§ **Supplied material**

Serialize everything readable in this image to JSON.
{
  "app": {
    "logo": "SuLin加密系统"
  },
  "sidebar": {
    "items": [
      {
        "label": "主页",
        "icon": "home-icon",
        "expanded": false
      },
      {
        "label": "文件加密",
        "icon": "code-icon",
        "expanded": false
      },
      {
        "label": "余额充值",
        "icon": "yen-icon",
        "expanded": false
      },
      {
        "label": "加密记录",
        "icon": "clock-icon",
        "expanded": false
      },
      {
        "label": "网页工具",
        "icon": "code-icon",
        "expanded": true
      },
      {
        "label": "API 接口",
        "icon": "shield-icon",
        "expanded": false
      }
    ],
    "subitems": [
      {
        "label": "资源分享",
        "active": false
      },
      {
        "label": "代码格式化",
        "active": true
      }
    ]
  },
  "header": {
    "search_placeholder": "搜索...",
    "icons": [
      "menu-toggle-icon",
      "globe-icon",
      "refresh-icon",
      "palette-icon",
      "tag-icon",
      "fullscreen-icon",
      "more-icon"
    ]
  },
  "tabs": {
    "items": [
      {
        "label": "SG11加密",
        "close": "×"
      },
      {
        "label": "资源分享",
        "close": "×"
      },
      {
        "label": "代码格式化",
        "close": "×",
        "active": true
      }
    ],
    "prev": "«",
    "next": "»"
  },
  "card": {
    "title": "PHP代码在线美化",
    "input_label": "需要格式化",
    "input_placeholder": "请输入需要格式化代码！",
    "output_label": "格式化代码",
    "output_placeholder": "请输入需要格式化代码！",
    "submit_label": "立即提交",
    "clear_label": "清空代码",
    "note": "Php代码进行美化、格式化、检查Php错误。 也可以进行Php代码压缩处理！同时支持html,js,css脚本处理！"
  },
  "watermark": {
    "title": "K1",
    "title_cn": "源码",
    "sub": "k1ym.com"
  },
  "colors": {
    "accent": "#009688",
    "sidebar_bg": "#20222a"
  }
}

§ **Your objective**
Exactly as written, please output every entry.

§ **Solution**
Serialize everything readable in this image to JSON.
{
  "app": {
    "logo": "SuLin加密系统"
  },
  "sidebar": {
    "items": [
      {
        "label": "主页",
        "icon": "home-icon",
        "expanded": false
      },
      {
        "label": "文件加密",
        "icon": "code-icon",
        "expanded": false
      },
      {
        "label": "余额充值",
        "icon": "yen-icon",
        "expanded": false
      },
      {
        "label": "加密记录",
        "icon": "clock-icon",
        "expanded": false
      },
      {
        "label": "网页工具",
        "icon": "code-icon",
        "expanded": true
      },
      {
        "label": "API 接口",
        "icon": "shield-icon",
        "expanded": false
      }
    ],
    "subitems": [
      {
        "label": "资源分享",
        "active": false
      },
      {
        "label": "代码格式化",
        "active": true
      }
    ]
  },
  "header": {
    "search_placeholder": "搜索...",
    "icons": [
      "menu-toggle-icon",
      "globe-icon",
      "refresh-icon",
      "palette-icon",
      "tag-icon",
      "fullscreen-icon",
      "more-icon"
    ]
  },
  "tabs": {
    "items": [
      {
        "label": "SG11加密",
        "close": "×"
      },
      {
        "label": "资源分享",
        "close": "×"
      },
      {
        "label": "代码格式化",
        "close": "×",
        "active": true
      }
    ],
    "prev": "«",
    "next": "»"
  },
  "card": {
    "title": "PHP代码在线美化",
    "input_label": "需要格式化",
    "input_placeholder": "请输入需要格式化代码！",
    "output_label": "格式化代码",
    "output_placeholder": "请输入需要格式化代码！",
    "submit_label": "立即提交",
    "clear_label": "清空代码",
    "note": "Php代码进行美化、格式化、检查Php错误。 也可以进行Php代码压缩处理！同时支持html,js,css脚本处理！"
  },
  "watermark": {
    "title": "K1",
    "title_cn": "源码",
    "sub": "k1ym.com"
  },
  "colors": {
    "accent": "#009688",
    "sidebar_bg": "#20222a"
  }
}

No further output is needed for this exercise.